■ GIVEN EXERCISE: Quote all entries exactly, leaving pictures aside.
-- start of EXTRACTED ENTRIES --
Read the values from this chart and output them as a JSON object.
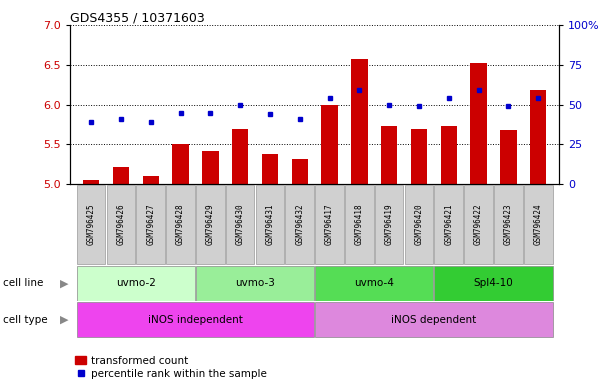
{
  "title": "GDS4355 / 10371603",
  "samples": [
    "GSM796425",
    "GSM796426",
    "GSM796427",
    "GSM796428",
    "GSM796429",
    "GSM796430",
    "GSM796431",
    "GSM796432",
    "GSM796417",
    "GSM796418",
    "GSM796419",
    "GSM796420",
    "GSM796421",
    "GSM796422",
    "GSM796423",
    "GSM796424"
  ],
  "bar_values": [
    5.05,
    5.22,
    5.1,
    5.5,
    5.42,
    5.7,
    5.38,
    5.32,
    6.0,
    6.57,
    5.73,
    5.7,
    5.73,
    6.52,
    5.68,
    6.18
  ],
  "dot_values": [
    5.78,
    5.82,
    5.78,
    5.9,
    5.9,
    6.0,
    5.88,
    5.82,
    6.08,
    6.18,
    6.0,
    5.98,
    6.08,
    6.18,
    5.98,
    6.08
  ],
  "bar_color": "#cc0000",
  "dot_color": "#0000cc",
  "ylim_left": [
    5.0,
    7.0
  ],
  "ylim_right": [
    0,
    100
  ],
  "yticks_left": [
    5.0,
    5.5,
    6.0,
    6.5,
    7.0
  ],
  "yticks_right": [
    0,
    25,
    50,
    75,
    100
  ],
  "cell_lines": [
    {
      "label": "uvmo-2",
      "start": 0,
      "end": 3,
      "color": "#ccffcc"
    },
    {
      "label": "uvmo-3",
      "start": 4,
      "end": 7,
      "color": "#99ee99"
    },
    {
      "label": "uvmo-4",
      "start": 8,
      "end": 11,
      "color": "#55dd55"
    },
    {
      "label": "Spl4-10",
      "start": 12,
      "end": 15,
      "color": "#33cc33"
    }
  ],
  "cell_types": [
    {
      "label": "iNOS independent",
      "start": 0,
      "end": 7,
      "color": "#ee44ee"
    },
    {
      "label": "iNOS dependent",
      "start": 8,
      "end": 15,
      "color": "#dd88dd"
    }
  ],
  "legend_bar_label": "transformed count",
  "legend_dot_label": "percentile rank within the sample",
  "bar_width": 0.55,
  "plot_bg": "#ffffff",
  "grid_color": "#000000",
  "right_axis_color": "#0000cc",
  "left_axis_color": "#cc0000",
  "sample_box_color": "#d0d0d0",
  "sample_box_edge": "#999999"
}
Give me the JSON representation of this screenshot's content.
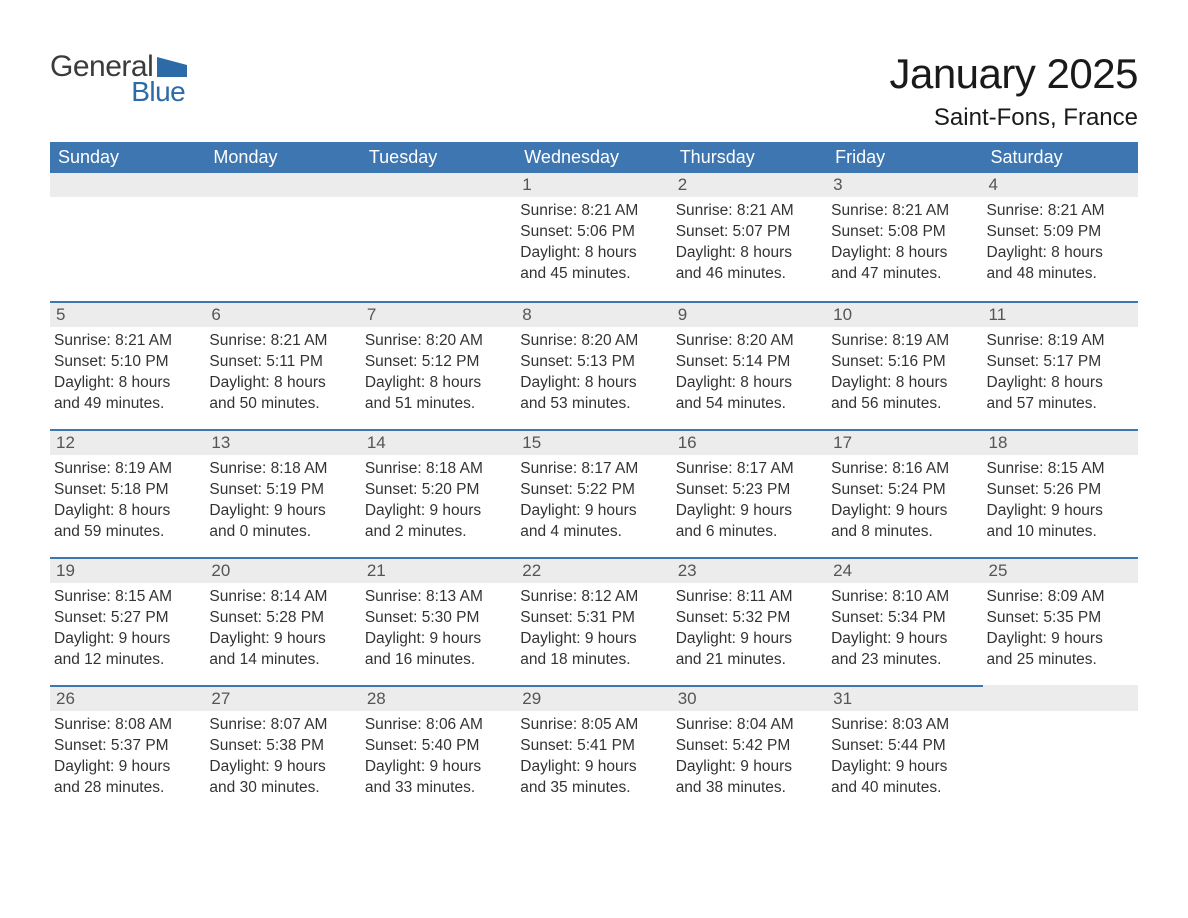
{
  "logo": {
    "part1": "General",
    "part2": "Blue"
  },
  "title": "January 2025",
  "location": "Saint-Fons, France",
  "colors": {
    "header_bg": "#3d76b0",
    "header_text": "#ffffff",
    "daynum_bg": "#ececec",
    "row_border": "#3d76b0",
    "text": "#333333",
    "logo_blue": "#2d6aa8"
  },
  "weekdays": [
    "Sunday",
    "Monday",
    "Tuesday",
    "Wednesday",
    "Thursday",
    "Friday",
    "Saturday"
  ],
  "weeks": [
    [
      null,
      null,
      null,
      {
        "n": "1",
        "sr": "8:21 AM",
        "ss": "5:06 PM",
        "dl": "8 hours and 45 minutes."
      },
      {
        "n": "2",
        "sr": "8:21 AM",
        "ss": "5:07 PM",
        "dl": "8 hours and 46 minutes."
      },
      {
        "n": "3",
        "sr": "8:21 AM",
        "ss": "5:08 PM",
        "dl": "8 hours and 47 minutes."
      },
      {
        "n": "4",
        "sr": "8:21 AM",
        "ss": "5:09 PM",
        "dl": "8 hours and 48 minutes."
      }
    ],
    [
      {
        "n": "5",
        "sr": "8:21 AM",
        "ss": "5:10 PM",
        "dl": "8 hours and 49 minutes."
      },
      {
        "n": "6",
        "sr": "8:21 AM",
        "ss": "5:11 PM",
        "dl": "8 hours and 50 minutes."
      },
      {
        "n": "7",
        "sr": "8:20 AM",
        "ss": "5:12 PM",
        "dl": "8 hours and 51 minutes."
      },
      {
        "n": "8",
        "sr": "8:20 AM",
        "ss": "5:13 PM",
        "dl": "8 hours and 53 minutes."
      },
      {
        "n": "9",
        "sr": "8:20 AM",
        "ss": "5:14 PM",
        "dl": "8 hours and 54 minutes."
      },
      {
        "n": "10",
        "sr": "8:19 AM",
        "ss": "5:16 PM",
        "dl": "8 hours and 56 minutes."
      },
      {
        "n": "11",
        "sr": "8:19 AM",
        "ss": "5:17 PM",
        "dl": "8 hours and 57 minutes."
      }
    ],
    [
      {
        "n": "12",
        "sr": "8:19 AM",
        "ss": "5:18 PM",
        "dl": "8 hours and 59 minutes."
      },
      {
        "n": "13",
        "sr": "8:18 AM",
        "ss": "5:19 PM",
        "dl": "9 hours and 0 minutes."
      },
      {
        "n": "14",
        "sr": "8:18 AM",
        "ss": "5:20 PM",
        "dl": "9 hours and 2 minutes."
      },
      {
        "n": "15",
        "sr": "8:17 AM",
        "ss": "5:22 PM",
        "dl": "9 hours and 4 minutes."
      },
      {
        "n": "16",
        "sr": "8:17 AM",
        "ss": "5:23 PM",
        "dl": "9 hours and 6 minutes."
      },
      {
        "n": "17",
        "sr": "8:16 AM",
        "ss": "5:24 PM",
        "dl": "9 hours and 8 minutes."
      },
      {
        "n": "18",
        "sr": "8:15 AM",
        "ss": "5:26 PM",
        "dl": "9 hours and 10 minutes."
      }
    ],
    [
      {
        "n": "19",
        "sr": "8:15 AM",
        "ss": "5:27 PM",
        "dl": "9 hours and 12 minutes."
      },
      {
        "n": "20",
        "sr": "8:14 AM",
        "ss": "5:28 PM",
        "dl": "9 hours and 14 minutes."
      },
      {
        "n": "21",
        "sr": "8:13 AM",
        "ss": "5:30 PM",
        "dl": "9 hours and 16 minutes."
      },
      {
        "n": "22",
        "sr": "8:12 AM",
        "ss": "5:31 PM",
        "dl": "9 hours and 18 minutes."
      },
      {
        "n": "23",
        "sr": "8:11 AM",
        "ss": "5:32 PM",
        "dl": "9 hours and 21 minutes."
      },
      {
        "n": "24",
        "sr": "8:10 AM",
        "ss": "5:34 PM",
        "dl": "9 hours and 23 minutes."
      },
      {
        "n": "25",
        "sr": "8:09 AM",
        "ss": "5:35 PM",
        "dl": "9 hours and 25 minutes."
      }
    ],
    [
      {
        "n": "26",
        "sr": "8:08 AM",
        "ss": "5:37 PM",
        "dl": "9 hours and 28 minutes."
      },
      {
        "n": "27",
        "sr": "8:07 AM",
        "ss": "5:38 PM",
        "dl": "9 hours and 30 minutes."
      },
      {
        "n": "28",
        "sr": "8:06 AM",
        "ss": "5:40 PM",
        "dl": "9 hours and 33 minutes."
      },
      {
        "n": "29",
        "sr": "8:05 AM",
        "ss": "5:41 PM",
        "dl": "9 hours and 35 minutes."
      },
      {
        "n": "30",
        "sr": "8:04 AM",
        "ss": "5:42 PM",
        "dl": "9 hours and 38 minutes."
      },
      {
        "n": "31",
        "sr": "8:03 AM",
        "ss": "5:44 PM",
        "dl": "9 hours and 40 minutes."
      },
      null
    ]
  ],
  "labels": {
    "sunrise": "Sunrise: ",
    "sunset": "Sunset: ",
    "daylight": "Daylight: "
  }
}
-- end of EXTRACTED ENTRIES --
■ EXERCISE RESPONSE:
Read the values from this chart and output them as a JSON object.
{
  "title": "GDS4355 / 10371603",
  "samples": [
    "GSM796425",
    "GSM796426",
    "GSM796427",
    "GSM796428",
    "GSM796429",
    "GSM796430",
    "GSM796431",
    "GSM796432",
    "GSM796417",
    "GSM796418",
    "GSM796419",
    "GSM796420",
    "GSM796421",
    "GSM796422",
    "GSM796423",
    "GSM796424"
  ],
  "bar_values": [
    5.05,
    5.22,
    5.1,
    5.5,
    5.42,
    5.7,
    5.38,
    5.32,
    6.0,
    6.57,
    5.73,
    5.7,
    5.73,
    6.52,
    5.68,
    6.18
  ],
  "dot_values": [
    5.78,
    5.82,
    5.78,
    5.9,
    5.9,
    6.0,
    5.88,
    5.82,
    6.08,
    6.18,
    6.0,
    5.98,
    6.08,
    6.18,
    5.98,
    6.08
  ],
  "bar_color": "#cc0000",
  "dot_color": "#0000cc",
  "ylim_left": [
    5.0,
    7.0
  ],
  "ylim_right": [
    0,
    100
  ],
  "yticks_left": [
    5.0,
    5.5,
    6.0,
    6.5,
    7.0
  ],
  "yticks_right": [
    0,
    25,
    50,
    75,
    100
  ],
  "cell_lines": [
    {
      "label": "uvmo-2",
      "start": 0,
      "end": 3,
      "color": "#ccffcc"
    },
    {
      "label": "uvmo-3",
      "start": 4,
      "end": 7,
      "color": "#99ee99"
    },
    {
      "label": "uvmo-4",
      "start": 8,
      "end": 11,
      "color": "#55dd55"
    },
    {
      "label": "Spl4-10",
      "start": 12,
      "end": 15,
      "color": "#33cc33"
    }
  ],
  "cell_types": [
    {
      "label": "iNOS independent",
      "start": 0,
      "end": 7,
      "color": "#ee44ee"
    },
    {
      "label": "iNOS dependent",
      "start": 8,
      "end": 15,
      "color": "#dd88dd"
    }
  ],
  "legend_bar_label": "transformed count",
  "legend_dot_label": "percentile rank within the sample",
  "bar_width": 0.55,
  "plot_bg": "#ffffff",
  "grid_color": "#000000",
  "right_axis_color": "#0000cc",
  "left_axis_color": "#cc0000",
  "sample_box_color": "#d0d0d0",
  "sample_box_edge": "#999999"
}
Give me the JSON representation of this screenshot's content.
{
  "logo": {
    "part1": "General",
    "part2": "Blue"
  },
  "title": "January 2025",
  "location": "Saint-Fons, France",
  "colors": {
    "header_bg": "#3d76b0",
    "header_text": "#ffffff",
    "daynum_bg": "#ececec",
    "row_border": "#3d76b0",
    "text": "#333333",
    "logo_blue": "#2d6aa8"
  },
  "weekdays": [
    "Sunday",
    "Monday",
    "Tuesday",
    "Wednesday",
    "Thursday",
    "Friday",
    "Saturday"
  ],
  "weeks": [
    [
      null,
      null,
      null,
      {
        "n": "1",
        "sr": "8:21 AM",
        "ss": "5:06 PM",
        "dl": "8 hours and 45 minutes."
      },
      {
        "n": "2",
        "sr": "8:21 AM",
        "ss": "5:07 PM",
        "dl": "8 hours and 46 minutes."
      },
      {
        "n": "3",
        "sr": "8:21 AM",
        "ss": "5:08 PM",
        "dl": "8 hours and 47 minutes."
      },
      {
        "n": "4",
        "sr": "8:21 AM",
        "ss": "5:09 PM",
        "dl": "8 hours and 48 minutes."
      }
    ],
    [
      {
        "n": "5",
        "sr": "8:21 AM",
        "ss": "5:10 PM",
        "dl": "8 hours and 49 minutes."
      },
      {
        "n": "6",
        "sr": "8:21 AM",
        "ss": "5:11 PM",
        "dl": "8 hours and 50 minutes."
      },
      {
        "n": "7",
        "sr": "8:20 AM",
        "ss": "5:12 PM",
        "dl": "8 hours and 51 minutes."
      },
      {
        "n": "8",
        "sr": "8:20 AM",
        "ss": "5:13 PM",
        "dl": "8 hours and 53 minutes."
      },
      {
        "n": "9",
        "sr": "8:20 AM",
        "ss": "5:14 PM",
        "dl": "8 hours and 54 minutes."
      },
      {
        "n": "10",
        "sr": "8:19 AM",
        "ss": "5:16 PM",
        "dl": "8 hours and 56 minutes."
      },
      {
        "n": "11",
        "sr": "8:19 AM",
        "ss": "5:17 PM",
        "dl": "8 hours and 57 minutes."
      }
    ],
    [
      {
        "n": "12",
        "sr": "8:19 AM",
        "ss": "5:18 PM",
        "dl": "8 hours and 59 minutes."
      },
      {
        "n": "13",
        "sr": "8:18 AM",
        "ss": "5:19 PM",
        "dl": "9 hours and 0 minutes."
      },
      {
        "n": "14",
        "sr": "8:18 AM",
        "ss": "5:20 PM",
        "dl": "9 hours and 2 minutes."
      },
      {
        "n": "15",
        "sr": "8:17 AM",
        "ss": "5:22 PM",
        "dl": "9 hours and 4 minutes."
      },
      {
        "n": "16",
        "sr": "8:17 AM",
        "ss": "5:23 PM",
        "dl": "9 hours and 6 minutes."
      },
      {
        "n": "17",
        "sr": "8:16 AM",
        "ss": "5:24 PM",
        "dl": "9 hours and 8 minutes."
      },
      {
        "n": "18",
        "sr": "8:15 AM",
        "ss": "5:26 PM",
        "dl": "9 hours and 10 minutes."
      }
    ],
    [
      {
        "n": "19",
        "sr": "8:15 AM",
        "ss": "5:27 PM",
        "dl": "9 hours and 12 minutes."
      },
      {
        "n": "20",
        "sr": "8:14 AM",
        "ss": "5:28 PM",
        "dl": "9 hours and 14 minutes."
      },
      {
        "n": "21",
        "sr": "8:13 AM",
        "ss": "5:30 PM",
        "dl": "9 hours and 16 minutes."
      },
      {
        "n": "22",
        "sr": "8:12 AM",
        "ss": "5:31 PM",
        "dl": "9 hours and 18 minutes."
      },
      {
        "n": "23",
        "sr": "8:11 AM",
        "ss": "5:32 PM",
        "dl": "9 hours and 21 minutes."
      },
      {
        "n": "24",
        "sr": "8:10 AM",
        "ss": "5:34 PM",
        "dl": "9 hours and 23 minutes."
      },
      {
        "n": "25",
        "sr": "8:09 AM",
        "ss": "5:35 PM",
        "dl": "9 hours and 25 minutes."
      }
    ],
    [
      {
        "n": "26",
        "sr": "8:08 AM",
        "ss": "5:37 PM",
        "dl": "9 hours and 28 minutes."
      },
      {
        "n": "27",
        "sr": "8:07 AM",
        "ss": "5:38 PM",
        "dl": "9 hours and 30 minutes."
      },
      {
        "n": "28",
        "sr": "8:06 AM",
        "ss": "5:40 PM",
        "dl": "9 hours and 33 minutes."
      },
      {
        "n": "29",
        "sr": "8:05 AM",
        "ss": "5:41 PM",
        "dl": "9 hours and 35 minutes."
      },
      {
        "n": "30",
        "sr": "8:04 AM",
        "ss": "5:42 PM",
        "dl": "9 hours and 38 minutes."
      },
      {
        "n": "31",
        "sr": "8:03 AM",
        "ss": "5:44 PM",
        "dl": "9 hours and 40 minutes."
      },
      null
    ]
  ],
  "labels": {
    "sunrise": "Sunrise: ",
    "sunset": "Sunset: ",
    "daylight": "Daylight: "
  }
}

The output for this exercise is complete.